# Directions for this task
The answer is a single number: how many lines hold the string "Overvoltages".

# Records
════════════════════

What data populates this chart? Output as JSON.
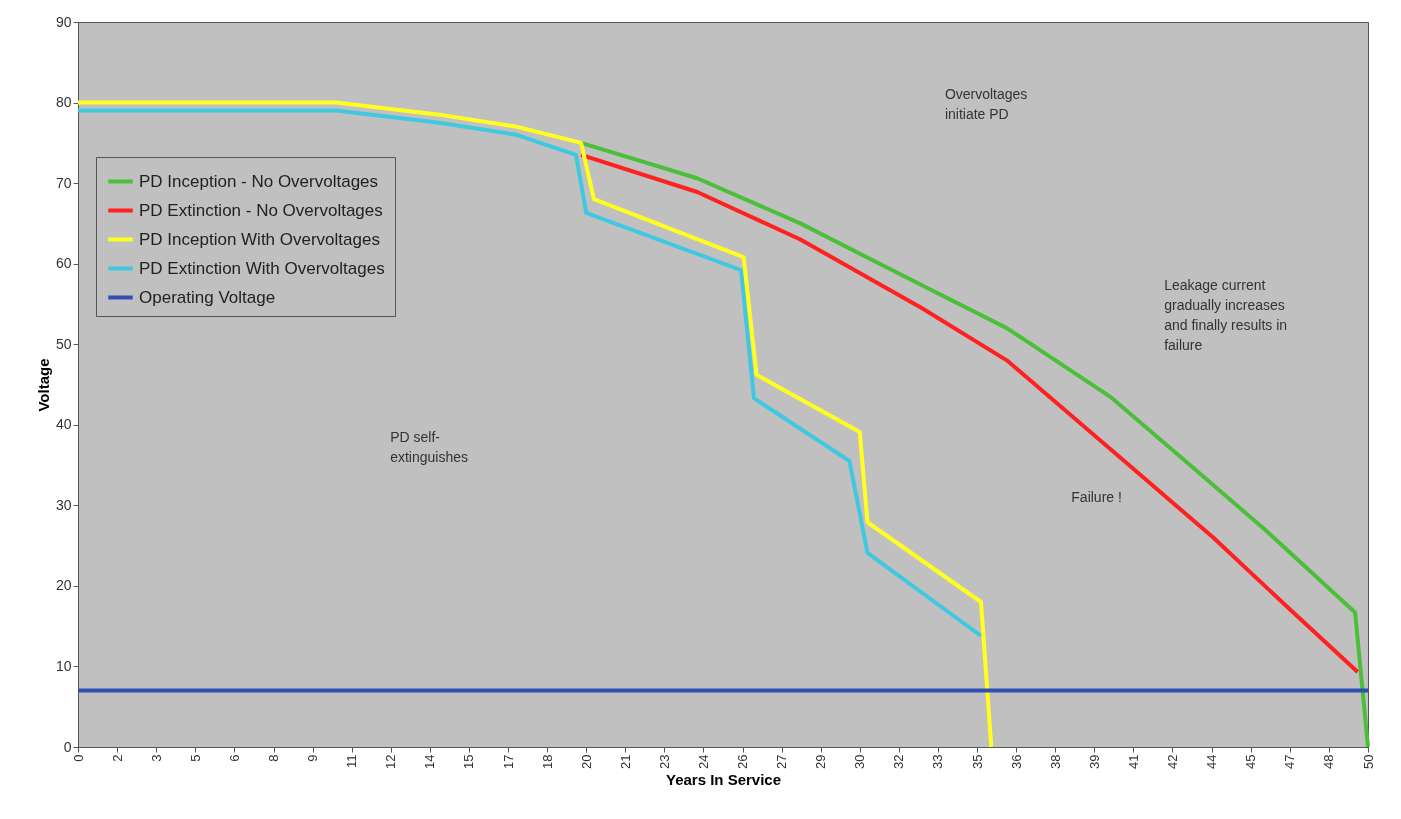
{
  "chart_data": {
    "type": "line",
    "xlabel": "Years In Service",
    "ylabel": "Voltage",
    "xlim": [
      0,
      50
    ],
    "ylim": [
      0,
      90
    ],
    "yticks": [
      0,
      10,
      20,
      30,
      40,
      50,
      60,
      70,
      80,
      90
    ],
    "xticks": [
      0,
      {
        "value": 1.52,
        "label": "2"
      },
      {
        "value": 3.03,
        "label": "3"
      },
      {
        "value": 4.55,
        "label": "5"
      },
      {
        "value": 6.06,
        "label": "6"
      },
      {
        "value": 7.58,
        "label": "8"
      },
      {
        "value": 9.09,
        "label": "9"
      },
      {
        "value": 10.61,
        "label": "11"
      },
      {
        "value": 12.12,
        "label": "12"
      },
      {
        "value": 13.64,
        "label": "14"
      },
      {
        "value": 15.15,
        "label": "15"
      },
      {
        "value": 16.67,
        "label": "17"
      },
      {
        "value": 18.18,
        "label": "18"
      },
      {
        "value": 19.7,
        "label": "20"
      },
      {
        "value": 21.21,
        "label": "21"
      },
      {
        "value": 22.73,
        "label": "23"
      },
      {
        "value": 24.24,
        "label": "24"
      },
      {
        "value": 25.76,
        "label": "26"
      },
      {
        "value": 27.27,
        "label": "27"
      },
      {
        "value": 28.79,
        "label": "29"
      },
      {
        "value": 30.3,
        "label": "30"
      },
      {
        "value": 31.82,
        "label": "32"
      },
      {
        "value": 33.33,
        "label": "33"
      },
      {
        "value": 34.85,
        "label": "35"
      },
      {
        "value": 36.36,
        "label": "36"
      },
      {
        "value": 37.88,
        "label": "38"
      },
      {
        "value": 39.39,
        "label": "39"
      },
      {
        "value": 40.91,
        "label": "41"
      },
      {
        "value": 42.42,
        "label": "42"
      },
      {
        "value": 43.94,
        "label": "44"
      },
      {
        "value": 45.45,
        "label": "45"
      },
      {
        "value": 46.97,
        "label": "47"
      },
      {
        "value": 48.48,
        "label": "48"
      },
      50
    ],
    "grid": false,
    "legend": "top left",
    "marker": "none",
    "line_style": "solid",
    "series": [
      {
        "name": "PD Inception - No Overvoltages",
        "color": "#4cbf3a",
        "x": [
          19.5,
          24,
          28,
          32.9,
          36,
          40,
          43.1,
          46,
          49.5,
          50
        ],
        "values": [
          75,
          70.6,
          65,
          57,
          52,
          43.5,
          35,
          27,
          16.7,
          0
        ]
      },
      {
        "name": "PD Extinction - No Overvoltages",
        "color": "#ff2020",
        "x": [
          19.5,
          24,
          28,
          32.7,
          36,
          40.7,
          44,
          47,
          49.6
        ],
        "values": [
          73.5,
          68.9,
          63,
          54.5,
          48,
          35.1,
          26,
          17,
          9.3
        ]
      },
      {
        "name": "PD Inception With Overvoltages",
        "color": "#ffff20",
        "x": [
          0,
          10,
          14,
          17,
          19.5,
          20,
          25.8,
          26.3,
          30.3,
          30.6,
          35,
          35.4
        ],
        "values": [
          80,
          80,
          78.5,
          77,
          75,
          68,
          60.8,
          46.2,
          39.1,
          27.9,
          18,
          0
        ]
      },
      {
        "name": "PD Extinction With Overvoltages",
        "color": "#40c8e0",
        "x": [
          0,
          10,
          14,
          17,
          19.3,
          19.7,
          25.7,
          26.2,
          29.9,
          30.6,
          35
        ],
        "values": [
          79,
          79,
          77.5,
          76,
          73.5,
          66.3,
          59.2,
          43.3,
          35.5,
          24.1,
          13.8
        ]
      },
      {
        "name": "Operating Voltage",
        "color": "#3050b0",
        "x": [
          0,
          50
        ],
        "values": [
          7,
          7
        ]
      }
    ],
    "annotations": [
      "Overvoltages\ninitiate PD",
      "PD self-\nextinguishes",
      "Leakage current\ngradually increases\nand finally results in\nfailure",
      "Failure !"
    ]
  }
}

════════════════════

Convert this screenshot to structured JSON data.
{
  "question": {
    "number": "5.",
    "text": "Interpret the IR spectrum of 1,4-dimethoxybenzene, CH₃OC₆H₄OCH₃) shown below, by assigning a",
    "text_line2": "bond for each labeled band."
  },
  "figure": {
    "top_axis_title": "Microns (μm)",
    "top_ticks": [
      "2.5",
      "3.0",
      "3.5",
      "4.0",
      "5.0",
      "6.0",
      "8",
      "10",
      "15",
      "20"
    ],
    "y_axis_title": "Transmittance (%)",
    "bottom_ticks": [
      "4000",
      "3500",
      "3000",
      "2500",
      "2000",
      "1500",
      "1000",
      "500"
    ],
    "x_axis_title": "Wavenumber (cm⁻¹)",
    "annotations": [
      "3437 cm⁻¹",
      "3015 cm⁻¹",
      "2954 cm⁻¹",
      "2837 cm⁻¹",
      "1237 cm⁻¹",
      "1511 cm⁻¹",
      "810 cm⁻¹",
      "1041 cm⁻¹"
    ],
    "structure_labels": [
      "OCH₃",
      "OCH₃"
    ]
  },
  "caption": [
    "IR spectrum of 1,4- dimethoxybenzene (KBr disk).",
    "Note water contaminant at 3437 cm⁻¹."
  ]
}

════════════════════

# Result
5